Given instruction: From the entries below, please gather each line containing the string "REAL".
----- Record extracts -----
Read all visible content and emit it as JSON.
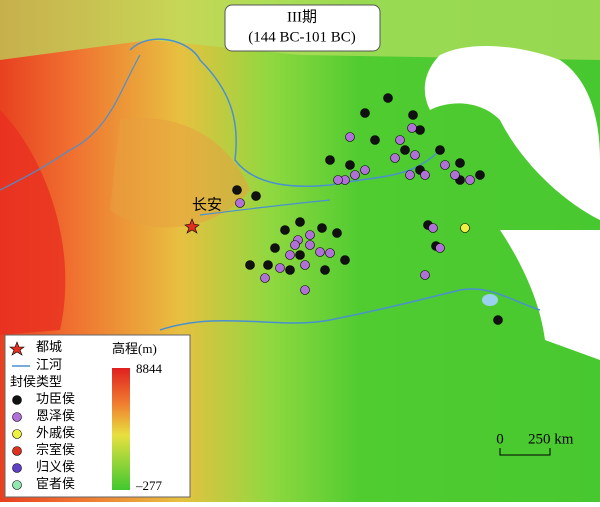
{
  "title": {
    "line1": "III期",
    "line2": "(144 BC-101 BC)"
  },
  "capital_label": "长安",
  "legend": {
    "capital": "都城",
    "river": "江河",
    "type_heading": "封侯类型",
    "types": [
      {
        "label": "功臣侯",
        "color": "#111111"
      },
      {
        "label": "恩泽侯",
        "color": "#b070d8"
      },
      {
        "label": "外戚侯",
        "color": "#f0f040"
      },
      {
        "label": "宗室侯",
        "color": "#e03020"
      },
      {
        "label": "归义侯",
        "color": "#6040c8"
      },
      {
        "label": "宦者侯",
        "color": "#90e8b0"
      }
    ]
  },
  "elevation": {
    "heading": "高程(m)",
    "max": 8844,
    "min": "–277"
  },
  "scale_bar": {
    "zero": 0,
    "distance": "250 km"
  }
}
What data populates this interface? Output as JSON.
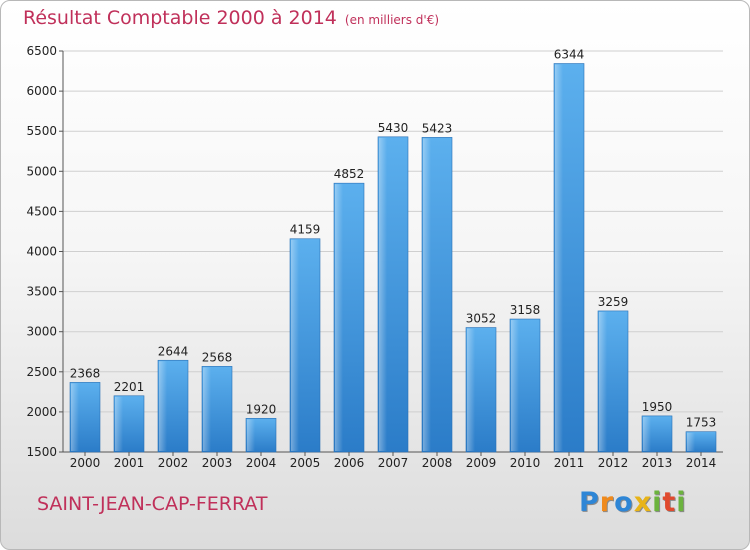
{
  "chart_data": {
    "type": "bar",
    "title": "Résultat Comptable 2000 à 2014",
    "unit": "(en milliers d'€)",
    "categories": [
      "2000",
      "2001",
      "2002",
      "2003",
      "2004",
      "2005",
      "2006",
      "2007",
      "2008",
      "2009",
      "2010",
      "2011",
      "2012",
      "2013",
      "2014"
    ],
    "values": [
      2368,
      2201,
      2644,
      2568,
      1920,
      4159,
      4852,
      5430,
      5423,
      3052,
      3158,
      6344,
      3259,
      1950,
      1753
    ],
    "ylim": [
      1500,
      6500
    ],
    "yticks": [
      1500,
      2000,
      2500,
      3000,
      3500,
      4000,
      4500,
      5000,
      5500,
      6000,
      6500
    ],
    "grid": true,
    "bar_color": "#4a9fe0"
  },
  "footer": {
    "town": "SAINT-JEAN-CAP-FERRAT"
  },
  "logo": {
    "letters": [
      "P",
      "r",
      "o",
      "x",
      "i",
      "t",
      "i"
    ],
    "colors": [
      "#2e86d6",
      "#f08a1c",
      "#2e86d6",
      "#e8b418",
      "#6cb33e",
      "#e04a2e",
      "#6cb33e"
    ]
  }
}
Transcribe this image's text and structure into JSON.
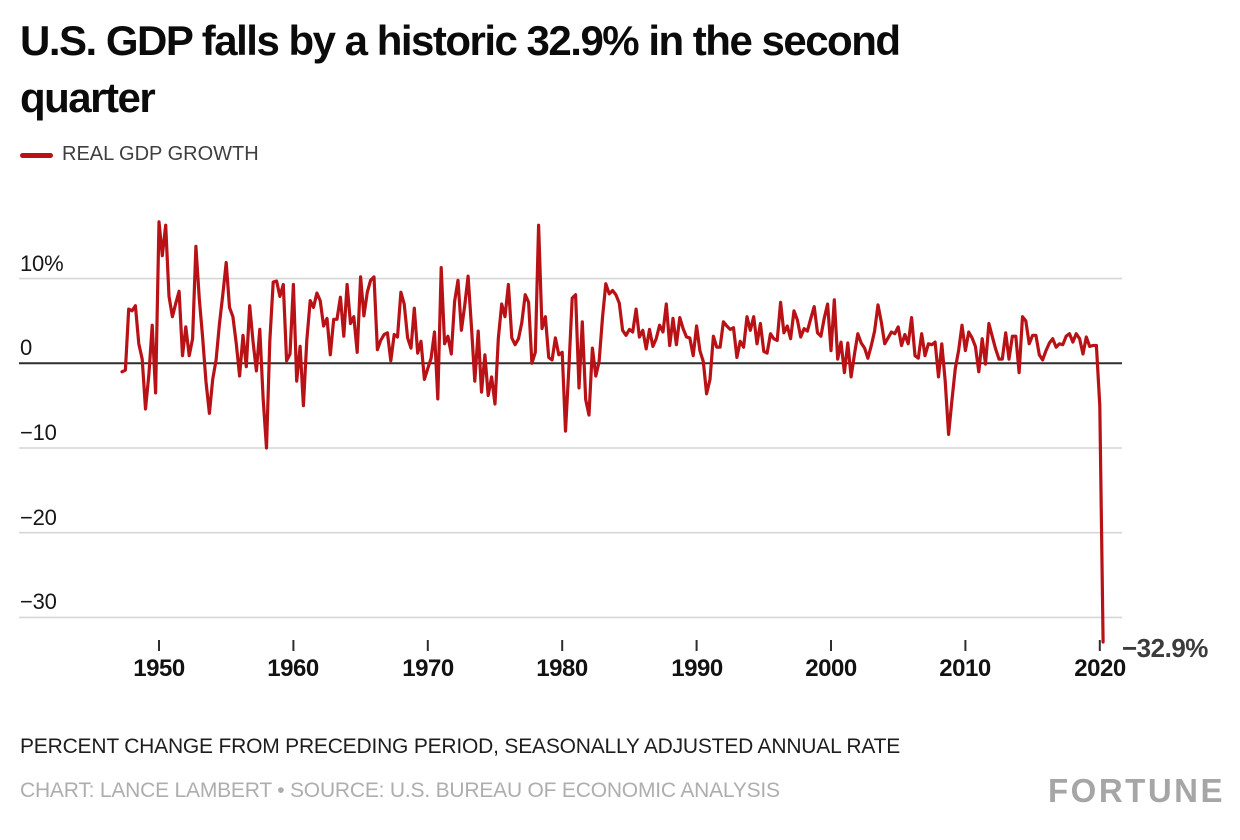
{
  "title_lines": [
    "U.S. GDP falls by a historic 32.9% in the second",
    "quarter"
  ],
  "legend": {
    "label": "REAL GDP GROWTH",
    "color": "#b91216"
  },
  "footnote": "PERCENT CHANGE FROM PRECEDING PERIOD, SEASONALLY ADJUSTED ANNUAL RATE",
  "credit": "CHART: LANCE LAMBERT • SOURCE: U.S. BUREAU OF ECONOMIC ANALYSIS",
  "brand": "FORTUNE",
  "chart_data": {
    "type": "line",
    "title": "U.S. GDP falls by a historic 32.9% in the second quarter",
    "xlabel": "",
    "ylabel": "Percent change from preceding period, seasonally adjusted annual rate",
    "xlim": [
      1947.25,
      2020.25
    ],
    "ylim": [
      -34.5,
      17.5
    ],
    "grid": true,
    "legend_position": "top-left",
    "xticks": [
      1950,
      1960,
      1970,
      1980,
      1990,
      2000,
      2010,
      2020
    ],
    "yticks": [
      {
        "value": 10,
        "label": "10%"
      },
      {
        "value": 0,
        "label": "0"
      },
      {
        "value": -10,
        "label": "−10"
      },
      {
        "value": -20,
        "label": "−20"
      },
      {
        "value": -30,
        "label": "−30"
      }
    ],
    "annotation": {
      "text": "−32.9%",
      "x": 2020.25,
      "y": -32.9
    },
    "series": [
      {
        "name": "REAL GDP GROWTH",
        "color": "#b91216",
        "frequency": "quarterly",
        "start_year": 1947,
        "start_quarter": 2,
        "values": [
          -1.0,
          -0.8,
          6.4,
          6.2,
          6.8,
          2.3,
          0.5,
          -5.4,
          -1.3,
          4.5,
          -3.5,
          16.7,
          12.7,
          16.3,
          7.9,
          5.5,
          7.1,
          8.5,
          0.9,
          4.3,
          0.9,
          2.9,
          13.8,
          7.6,
          3.1,
          -2.2,
          -5.9,
          -1.9,
          0.4,
          4.6,
          8.1,
          11.9,
          6.6,
          5.5,
          2.4,
          -1.5,
          3.3,
          -0.4,
          6.8,
          2.6,
          -0.9,
          4.0,
          -4.1,
          -10.0,
          2.6,
          9.6,
          9.7,
          7.9,
          9.3,
          0.3,
          1.1,
          9.3,
          -2.1,
          2.0,
          -5.0,
          2.7,
          7.4,
          6.6,
          8.3,
          7.4,
          4.4,
          5.3,
          1.0,
          5.2,
          5.2,
          7.8,
          3.2,
          9.3,
          4.7,
          5.5,
          1.3,
          10.2,
          5.6,
          8.4,
          9.8,
          10.2,
          1.6,
          2.7,
          3.4,
          3.6,
          0.3,
          3.4,
          3.1,
          8.4,
          7.0,
          3.0,
          1.8,
          6.5,
          1.2,
          2.6,
          -1.9,
          -0.6,
          0.6,
          3.7,
          -4.2,
          11.3,
          2.3,
          3.2,
          1.1,
          7.3,
          9.8,
          3.9,
          6.8,
          10.3,
          4.4,
          -2.1,
          3.8,
          -3.4,
          1.0,
          -3.8,
          -1.6,
          -4.8,
          2.9,
          7.0,
          5.5,
          9.3,
          3.0,
          2.2,
          2.9,
          4.8,
          8.1,
          7.2,
          0.0,
          1.3,
          16.3,
          4.1,
          5.5,
          0.7,
          0.4,
          3.0,
          1.0,
          1.3,
          -8.0,
          -0.5,
          7.7,
          8.1,
          -2.9,
          4.9,
          -4.3,
          -6.1,
          1.8,
          -1.5,
          0.2,
          5.4,
          9.4,
          8.2,
          8.6,
          8.1,
          7.1,
          3.9,
          3.3,
          4.0,
          3.7,
          6.4,
          3.1,
          3.9,
          1.7,
          4.0,
          2.0,
          2.9,
          4.5,
          3.7,
          7.0,
          2.1,
          5.3,
          2.2,
          5.4,
          4.1,
          3.1,
          3.0,
          0.9,
          4.4,
          1.5,
          0.2,
          -3.6,
          -1.9,
          3.2,
          1.9,
          1.9,
          4.9,
          4.4,
          4.0,
          4.2,
          0.7,
          2.6,
          1.9,
          5.5,
          3.9,
          5.5,
          2.3,
          4.7,
          1.4,
          1.2,
          3.5,
          2.9,
          2.7,
          7.2,
          3.6,
          4.4,
          2.9,
          6.2,
          5.1,
          3.1,
          4.1,
          3.8,
          5.3,
          6.7,
          3.6,
          3.2,
          5.3,
          7.0,
          1.5,
          7.5,
          0.5,
          2.5,
          -1.1,
          2.4,
          -1.6,
          1.1,
          3.5,
          2.4,
          1.8,
          0.6,
          2.1,
          3.8,
          6.9,
          4.8,
          2.3,
          3.0,
          3.7,
          3.5,
          4.3,
          2.1,
          3.4,
          2.3,
          5.4,
          0.9,
          0.6,
          3.5,
          0.9,
          2.3,
          2.2,
          2.5,
          -1.6,
          2.3,
          -2.1,
          -8.4,
          -4.4,
          -0.6,
          1.5,
          4.5,
          1.5,
          3.7,
          3.0,
          2.0,
          -1.0,
          2.9,
          -0.1,
          4.7,
          3.2,
          1.7,
          0.5,
          0.5,
          3.6,
          0.5,
          3.2,
          3.2,
          -1.1,
          5.5,
          5.0,
          2.3,
          3.3,
          3.3,
          1.0,
          0.4,
          1.5,
          2.4,
          2.9,
          1.9,
          2.3,
          2.2,
          3.2,
          3.5,
          2.5,
          3.5,
          2.9,
          1.1,
          3.1,
          2.0,
          2.1,
          2.1,
          -5.0,
          -32.9
        ]
      }
    ]
  }
}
-----
Complete response:
    "label": "REAL GDP GROWTH",
        "name": "REAL GDP GROWTH",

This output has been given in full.